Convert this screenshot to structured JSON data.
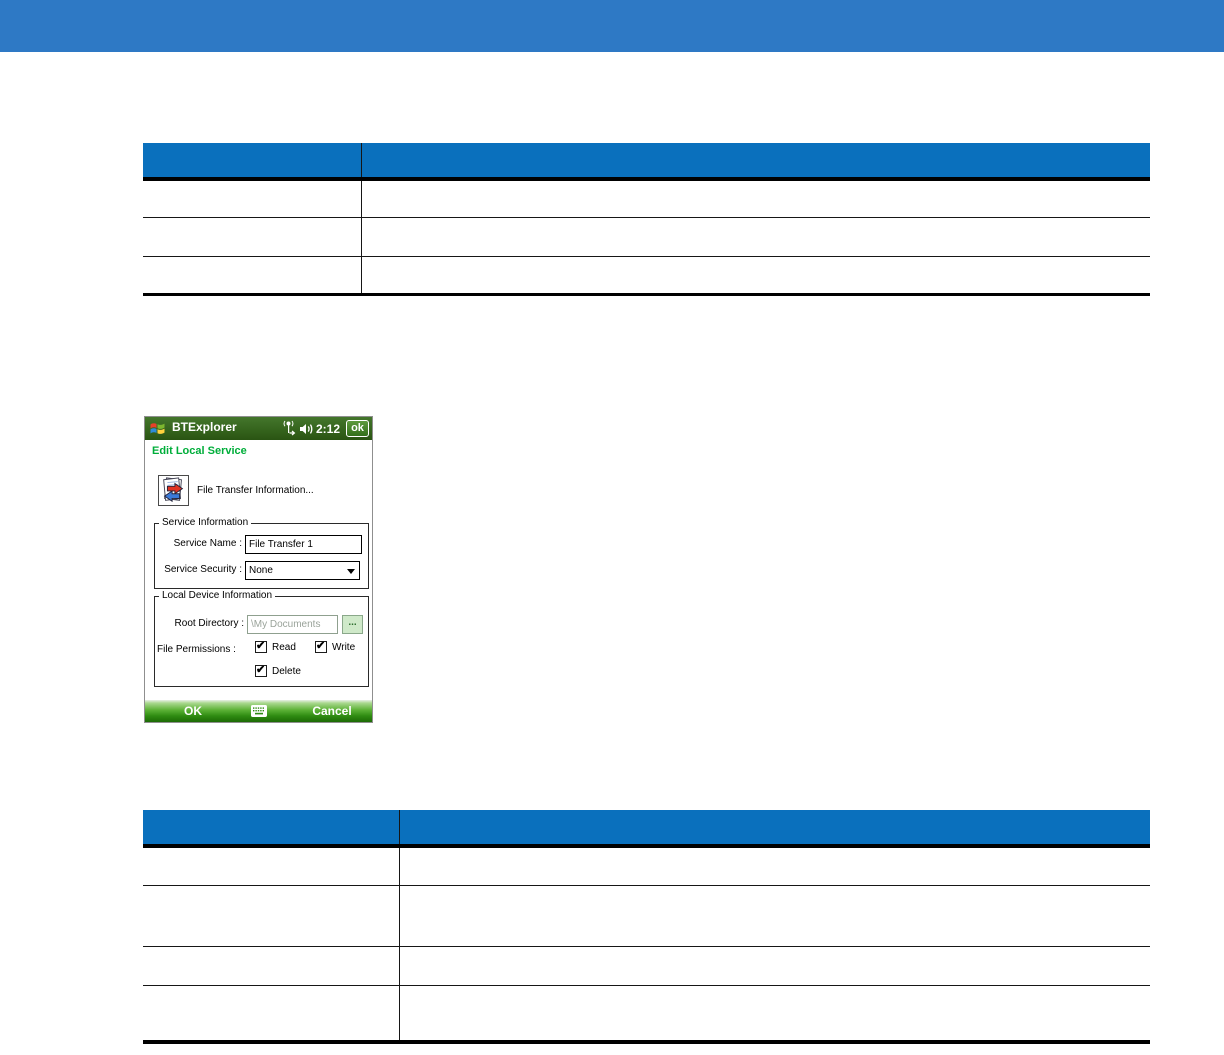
{
  "colors": {
    "banner_blue": "#2e79c5",
    "table_header_blue": "#0a70bd",
    "heading_green": "#00ae3a",
    "titlebar_green": "#35641d"
  },
  "icons": {
    "check": "✔"
  },
  "table_top": {
    "header": [
      "",
      ""
    ],
    "rows": [
      [
        "",
        ""
      ],
      [
        "",
        ""
      ],
      [
        "",
        ""
      ]
    ]
  },
  "table_bottom": {
    "header": [
      "",
      ""
    ],
    "rows": [
      [
        "",
        ""
      ],
      [
        "",
        ""
      ],
      [
        "",
        ""
      ],
      [
        "",
        ""
      ]
    ]
  },
  "device": {
    "titlebar": {
      "app_name": "BTExplorer",
      "time": "2:12",
      "ok_label": "ok"
    },
    "dialog": {
      "heading": "Edit Local Service",
      "service_type_label": "File Transfer Information...",
      "service_information": {
        "legend": "Service Information",
        "service_name_label": "Service Name :",
        "service_name_value": "File Transfer 1",
        "service_security_label": "Service Security :",
        "service_security_value": "None"
      },
      "local_device_information": {
        "legend": "Local Device Information",
        "root_directory_label": "Root Directory :",
        "root_directory_value": "\\My Documents",
        "browse_button_label": "...",
        "file_permissions_label": "File Permissions :",
        "permissions": [
          {
            "label": "Read",
            "checked": true
          },
          {
            "label": "Write",
            "checked": true
          },
          {
            "label": "Delete",
            "checked": true
          }
        ]
      }
    },
    "bottombar": {
      "ok_label": "OK",
      "cancel_label": "Cancel"
    }
  }
}
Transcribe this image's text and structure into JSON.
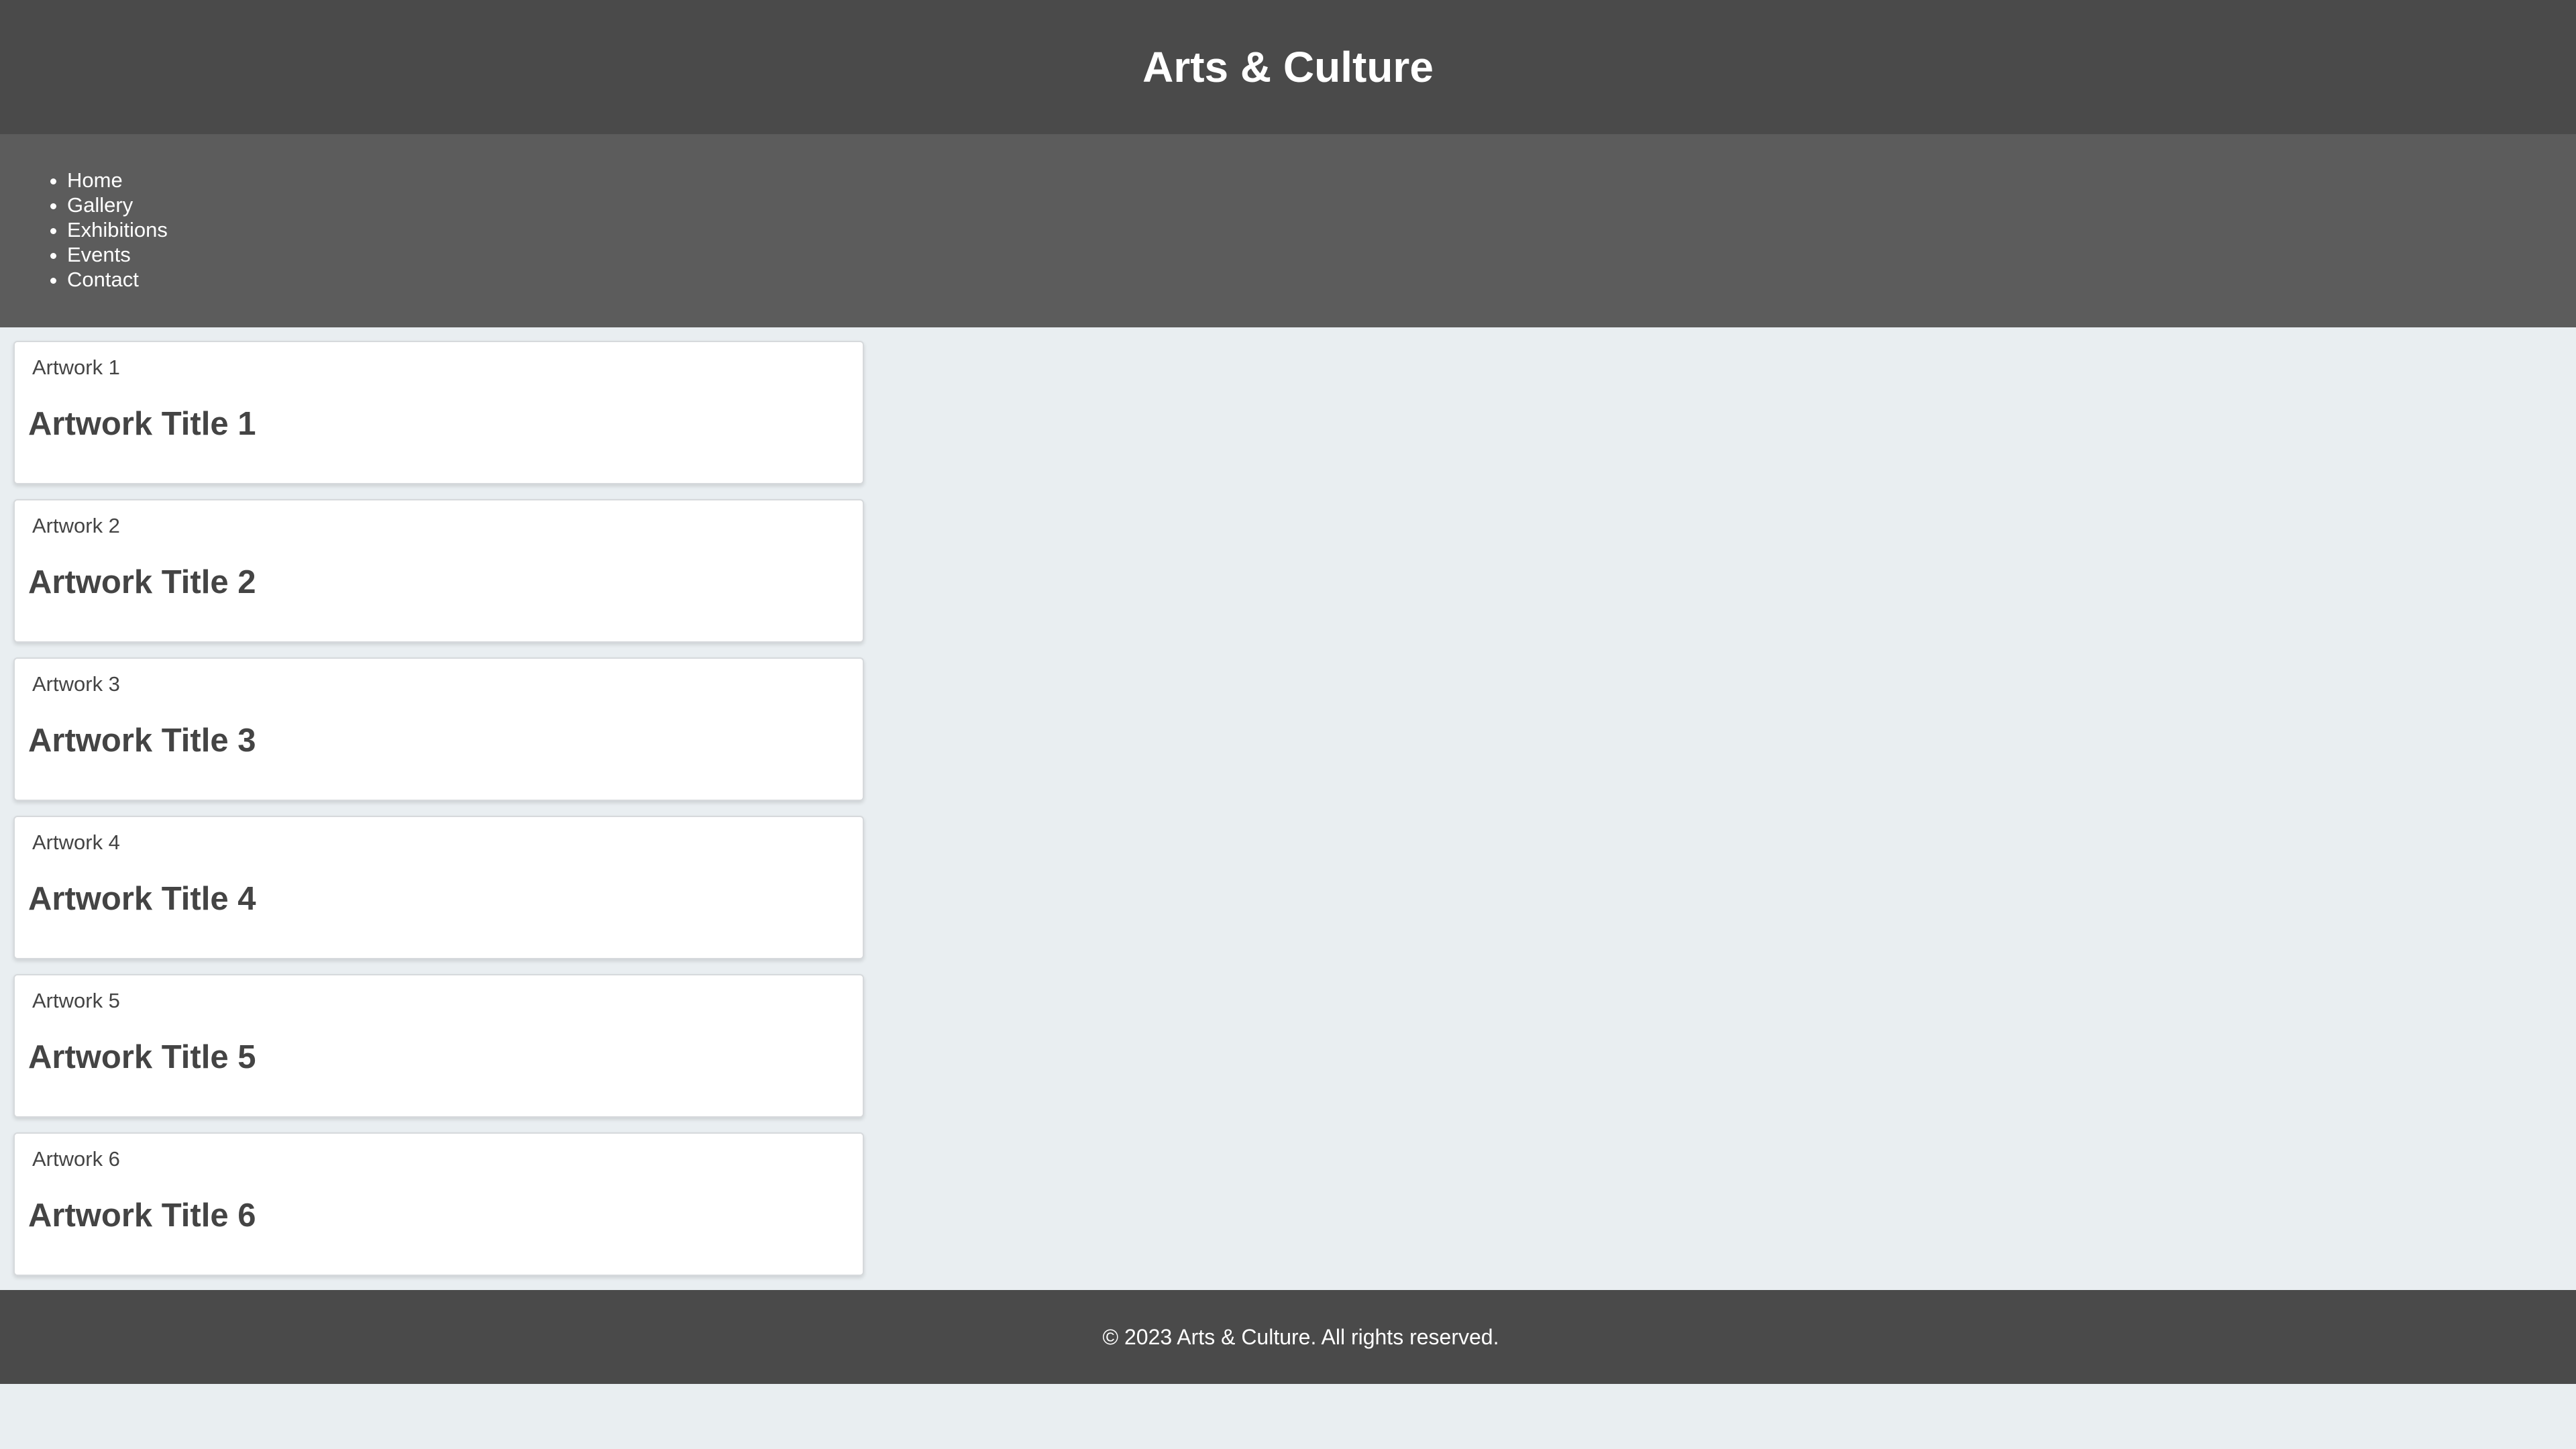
* * *
◆ Problem to work on ◆
List the lines of the records where "Transfer" occurs.

◆ Finished answer ◆
      "service_type_label": "File Transfer Information...",
        "service_name_value": "File Transfer 1",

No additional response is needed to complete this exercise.